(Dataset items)
•••••

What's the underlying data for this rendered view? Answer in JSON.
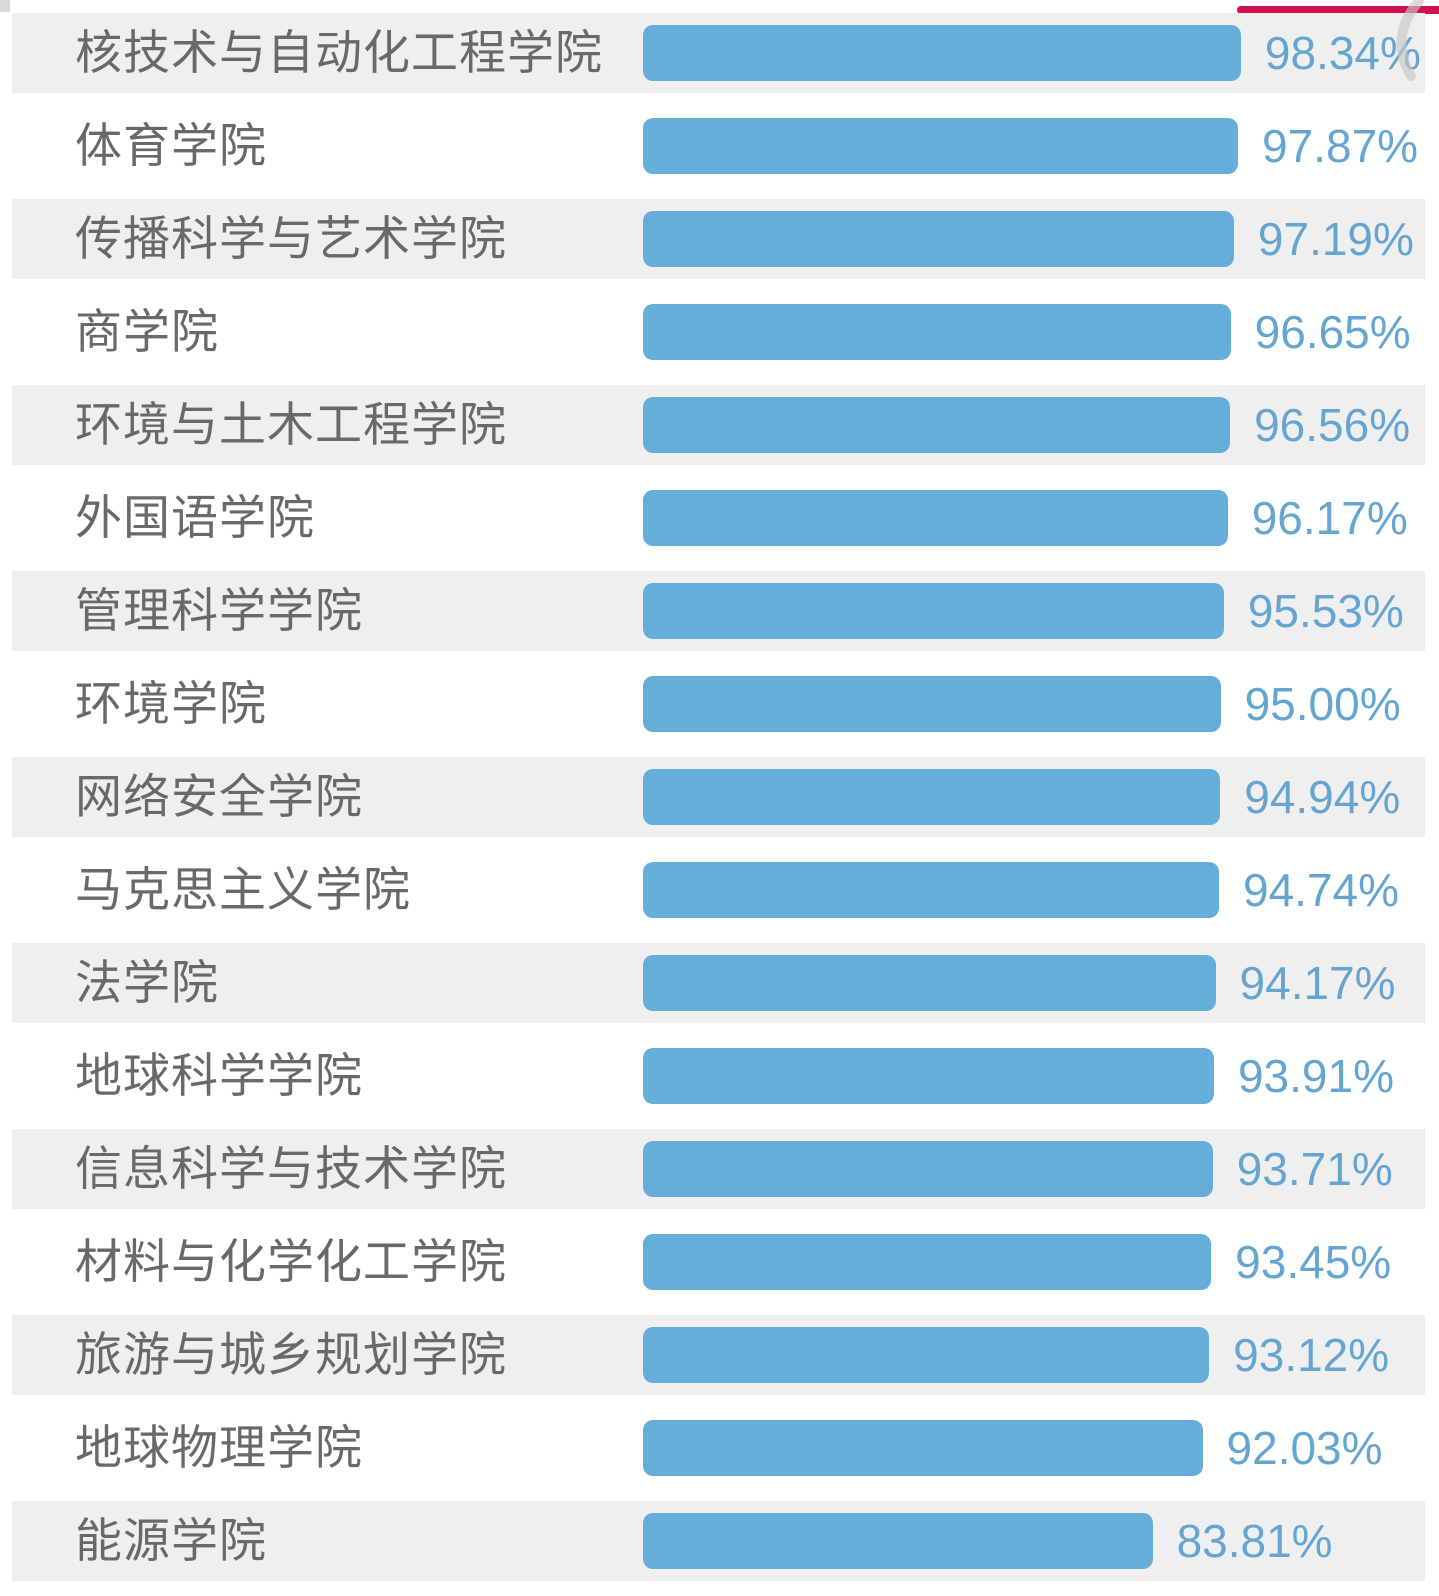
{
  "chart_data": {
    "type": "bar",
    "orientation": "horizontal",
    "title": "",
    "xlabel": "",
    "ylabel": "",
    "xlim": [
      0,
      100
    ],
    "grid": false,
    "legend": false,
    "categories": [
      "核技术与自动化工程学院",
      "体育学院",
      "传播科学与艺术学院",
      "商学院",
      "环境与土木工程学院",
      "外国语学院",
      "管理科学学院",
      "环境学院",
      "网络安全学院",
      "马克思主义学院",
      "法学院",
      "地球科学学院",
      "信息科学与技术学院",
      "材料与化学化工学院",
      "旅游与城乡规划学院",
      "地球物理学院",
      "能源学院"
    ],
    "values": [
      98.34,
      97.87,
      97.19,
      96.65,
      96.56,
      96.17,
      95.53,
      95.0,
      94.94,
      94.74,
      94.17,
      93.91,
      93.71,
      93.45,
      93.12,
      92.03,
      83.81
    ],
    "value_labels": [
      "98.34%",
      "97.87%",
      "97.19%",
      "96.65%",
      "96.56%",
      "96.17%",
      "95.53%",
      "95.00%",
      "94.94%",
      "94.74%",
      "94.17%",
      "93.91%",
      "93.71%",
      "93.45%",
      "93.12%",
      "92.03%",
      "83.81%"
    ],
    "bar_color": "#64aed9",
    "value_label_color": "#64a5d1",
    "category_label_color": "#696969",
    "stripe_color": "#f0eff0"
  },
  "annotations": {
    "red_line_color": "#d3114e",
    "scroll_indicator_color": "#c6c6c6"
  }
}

•••••

### DIRECTION
Transcribe the full listing character for character. Pictures are excluded.

### ANSWER TO THIS TASK
What's the underlying data for this rendered view? Answer in JSON.
{
  "chart_data": {
    "type": "bar",
    "orientation": "horizontal",
    "title": "",
    "xlabel": "",
    "ylabel": "",
    "xlim": [
      0,
      100
    ],
    "grid": false,
    "legend": false,
    "categories": [
      "核技术与自动化工程学院",
      "体育学院",
      "传播科学与艺术学院",
      "商学院",
      "环境与土木工程学院",
      "外国语学院",
      "管理科学学院",
      "环境学院",
      "网络安全学院",
      "马克思主义学院",
      "法学院",
      "地球科学学院",
      "信息科学与技术学院",
      "材料与化学化工学院",
      "旅游与城乡规划学院",
      "地球物理学院",
      "能源学院"
    ],
    "values": [
      98.34,
      97.87,
      97.19,
      96.65,
      96.56,
      96.17,
      95.53,
      95.0,
      94.94,
      94.74,
      94.17,
      93.91,
      93.71,
      93.45,
      93.12,
      92.03,
      83.81
    ],
    "value_labels": [
      "98.34%",
      "97.87%",
      "97.19%",
      "96.65%",
      "96.56%",
      "96.17%",
      "95.53%",
      "95.00%",
      "94.94%",
      "94.74%",
      "94.17%",
      "93.91%",
      "93.71%",
      "93.45%",
      "93.12%",
      "92.03%",
      "83.81%"
    ],
    "bar_color": "#64aed9",
    "value_label_color": "#64a5d1",
    "category_label_color": "#696969",
    "stripe_color": "#f0eff0"
  },
  "annotations": {
    "red_line_color": "#d3114e",
    "scroll_indicator_color": "#c6c6c6"
  }
}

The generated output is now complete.